→ Requirements: Only the number is wanted: how many lines contain the string "FFFFFF"?

→ Information supplied:
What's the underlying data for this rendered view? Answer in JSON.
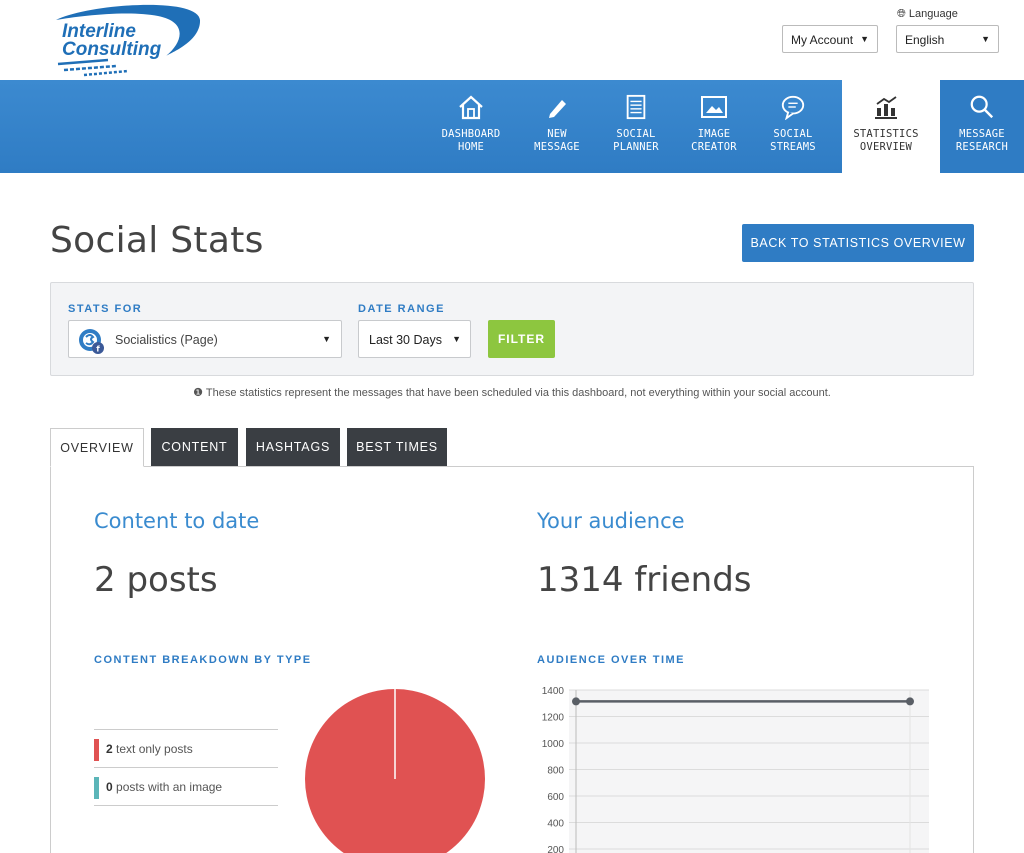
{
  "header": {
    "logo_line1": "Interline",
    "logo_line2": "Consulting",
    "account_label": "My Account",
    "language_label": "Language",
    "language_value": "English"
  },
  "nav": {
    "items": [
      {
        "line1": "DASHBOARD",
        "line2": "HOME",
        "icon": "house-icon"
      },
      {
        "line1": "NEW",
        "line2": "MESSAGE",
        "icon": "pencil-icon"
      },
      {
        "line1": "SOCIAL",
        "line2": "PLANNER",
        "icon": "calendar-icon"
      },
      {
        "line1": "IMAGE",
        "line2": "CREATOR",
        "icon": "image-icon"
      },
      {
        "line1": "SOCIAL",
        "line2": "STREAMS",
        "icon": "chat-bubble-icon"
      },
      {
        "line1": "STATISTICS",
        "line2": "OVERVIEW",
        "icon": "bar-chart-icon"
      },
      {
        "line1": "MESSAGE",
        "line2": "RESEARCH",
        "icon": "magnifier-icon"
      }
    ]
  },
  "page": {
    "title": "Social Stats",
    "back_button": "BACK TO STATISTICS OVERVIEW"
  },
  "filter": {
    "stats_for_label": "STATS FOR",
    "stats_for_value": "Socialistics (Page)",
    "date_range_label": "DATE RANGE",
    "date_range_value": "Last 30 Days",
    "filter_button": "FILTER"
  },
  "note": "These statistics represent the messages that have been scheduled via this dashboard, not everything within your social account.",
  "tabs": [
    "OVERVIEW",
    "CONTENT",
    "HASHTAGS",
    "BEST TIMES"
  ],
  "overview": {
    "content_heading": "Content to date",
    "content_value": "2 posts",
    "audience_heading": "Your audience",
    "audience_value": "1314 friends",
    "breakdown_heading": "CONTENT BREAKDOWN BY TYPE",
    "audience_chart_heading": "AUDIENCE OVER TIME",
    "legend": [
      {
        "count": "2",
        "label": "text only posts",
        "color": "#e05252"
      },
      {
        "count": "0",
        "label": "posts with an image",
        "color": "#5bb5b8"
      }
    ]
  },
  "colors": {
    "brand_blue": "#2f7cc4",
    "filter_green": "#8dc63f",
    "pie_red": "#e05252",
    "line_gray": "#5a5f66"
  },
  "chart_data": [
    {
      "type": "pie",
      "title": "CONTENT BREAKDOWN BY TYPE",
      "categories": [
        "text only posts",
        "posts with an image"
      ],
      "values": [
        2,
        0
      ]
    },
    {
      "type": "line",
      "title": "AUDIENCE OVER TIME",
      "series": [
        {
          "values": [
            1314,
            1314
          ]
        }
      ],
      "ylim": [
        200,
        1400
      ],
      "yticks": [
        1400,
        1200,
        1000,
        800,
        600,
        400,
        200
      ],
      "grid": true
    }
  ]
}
* * *
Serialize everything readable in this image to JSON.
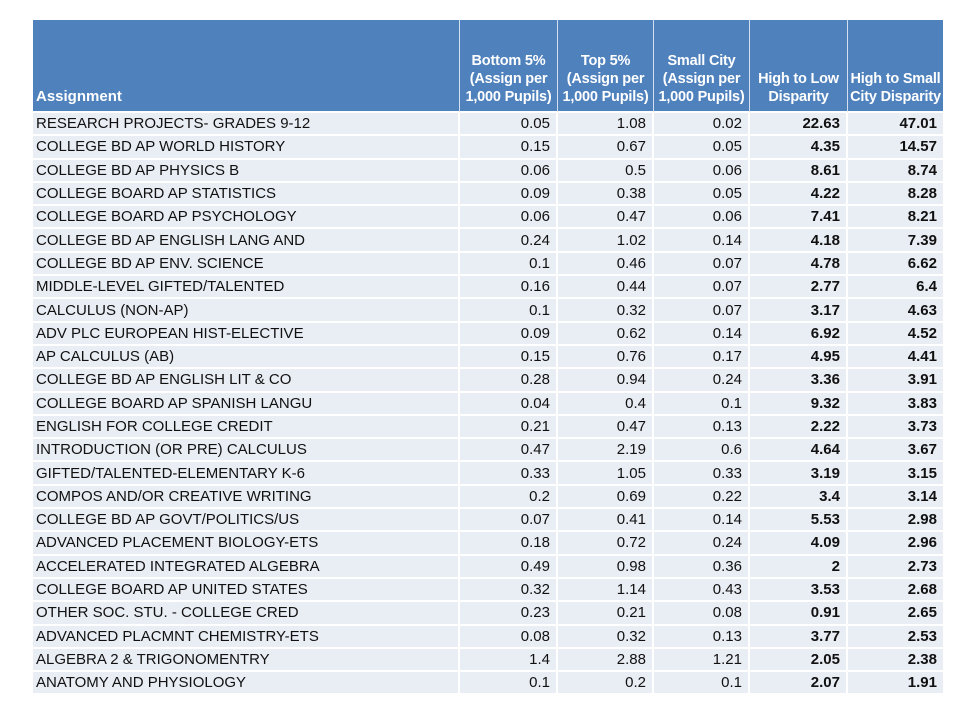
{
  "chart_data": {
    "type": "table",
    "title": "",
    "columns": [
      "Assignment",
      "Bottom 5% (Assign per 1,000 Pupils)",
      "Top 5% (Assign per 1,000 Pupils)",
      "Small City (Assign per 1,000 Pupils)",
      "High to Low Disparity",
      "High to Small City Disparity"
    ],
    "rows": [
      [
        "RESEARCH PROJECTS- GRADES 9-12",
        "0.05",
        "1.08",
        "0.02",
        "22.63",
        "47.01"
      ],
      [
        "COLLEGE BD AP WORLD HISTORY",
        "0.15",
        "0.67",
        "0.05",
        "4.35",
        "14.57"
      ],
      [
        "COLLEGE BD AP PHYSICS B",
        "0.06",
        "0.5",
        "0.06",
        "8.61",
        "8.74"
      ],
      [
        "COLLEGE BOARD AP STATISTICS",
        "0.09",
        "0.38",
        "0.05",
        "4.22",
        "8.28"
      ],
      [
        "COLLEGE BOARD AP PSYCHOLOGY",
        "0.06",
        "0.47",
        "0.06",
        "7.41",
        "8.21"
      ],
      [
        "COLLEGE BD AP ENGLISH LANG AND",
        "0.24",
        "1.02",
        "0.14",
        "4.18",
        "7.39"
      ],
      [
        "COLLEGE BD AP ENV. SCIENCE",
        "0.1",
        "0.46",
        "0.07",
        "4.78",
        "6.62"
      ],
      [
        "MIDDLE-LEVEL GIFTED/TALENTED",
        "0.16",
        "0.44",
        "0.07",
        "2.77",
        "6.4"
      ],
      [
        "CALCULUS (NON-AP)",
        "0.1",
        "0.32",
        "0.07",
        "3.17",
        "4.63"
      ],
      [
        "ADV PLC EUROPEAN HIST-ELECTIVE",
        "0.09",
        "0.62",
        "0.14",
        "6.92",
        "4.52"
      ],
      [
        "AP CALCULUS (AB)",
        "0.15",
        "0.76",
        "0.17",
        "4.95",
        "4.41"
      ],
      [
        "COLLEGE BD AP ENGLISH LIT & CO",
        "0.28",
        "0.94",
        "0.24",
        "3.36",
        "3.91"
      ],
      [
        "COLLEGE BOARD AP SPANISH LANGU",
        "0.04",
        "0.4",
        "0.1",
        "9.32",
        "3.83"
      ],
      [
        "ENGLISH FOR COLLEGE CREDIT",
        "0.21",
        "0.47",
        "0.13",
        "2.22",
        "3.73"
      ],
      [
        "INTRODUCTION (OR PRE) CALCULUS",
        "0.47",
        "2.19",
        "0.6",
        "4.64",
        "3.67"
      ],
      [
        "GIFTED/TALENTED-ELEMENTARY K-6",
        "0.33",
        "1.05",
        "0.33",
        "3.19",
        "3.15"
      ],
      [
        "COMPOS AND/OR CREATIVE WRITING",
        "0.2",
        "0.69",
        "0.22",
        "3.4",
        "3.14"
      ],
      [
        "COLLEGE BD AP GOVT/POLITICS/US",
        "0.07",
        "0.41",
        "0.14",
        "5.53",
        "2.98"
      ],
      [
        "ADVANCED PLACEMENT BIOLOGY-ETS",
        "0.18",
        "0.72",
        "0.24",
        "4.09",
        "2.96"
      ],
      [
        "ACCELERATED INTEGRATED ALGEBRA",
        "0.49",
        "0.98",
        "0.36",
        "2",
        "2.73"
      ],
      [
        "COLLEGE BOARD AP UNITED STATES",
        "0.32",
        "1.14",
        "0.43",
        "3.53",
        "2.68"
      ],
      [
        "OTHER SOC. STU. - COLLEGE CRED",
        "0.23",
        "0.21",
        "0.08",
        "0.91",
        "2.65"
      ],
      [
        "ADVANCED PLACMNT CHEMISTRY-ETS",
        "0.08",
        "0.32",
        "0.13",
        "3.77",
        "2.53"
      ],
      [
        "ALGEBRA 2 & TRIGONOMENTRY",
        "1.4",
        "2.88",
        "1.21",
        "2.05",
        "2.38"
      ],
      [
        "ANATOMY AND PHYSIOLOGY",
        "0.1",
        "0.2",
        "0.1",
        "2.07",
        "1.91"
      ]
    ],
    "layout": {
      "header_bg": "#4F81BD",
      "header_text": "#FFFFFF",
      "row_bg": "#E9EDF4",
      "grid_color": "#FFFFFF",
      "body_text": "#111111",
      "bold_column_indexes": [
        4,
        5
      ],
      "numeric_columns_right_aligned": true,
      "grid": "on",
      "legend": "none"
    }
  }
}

→ Task solution: 2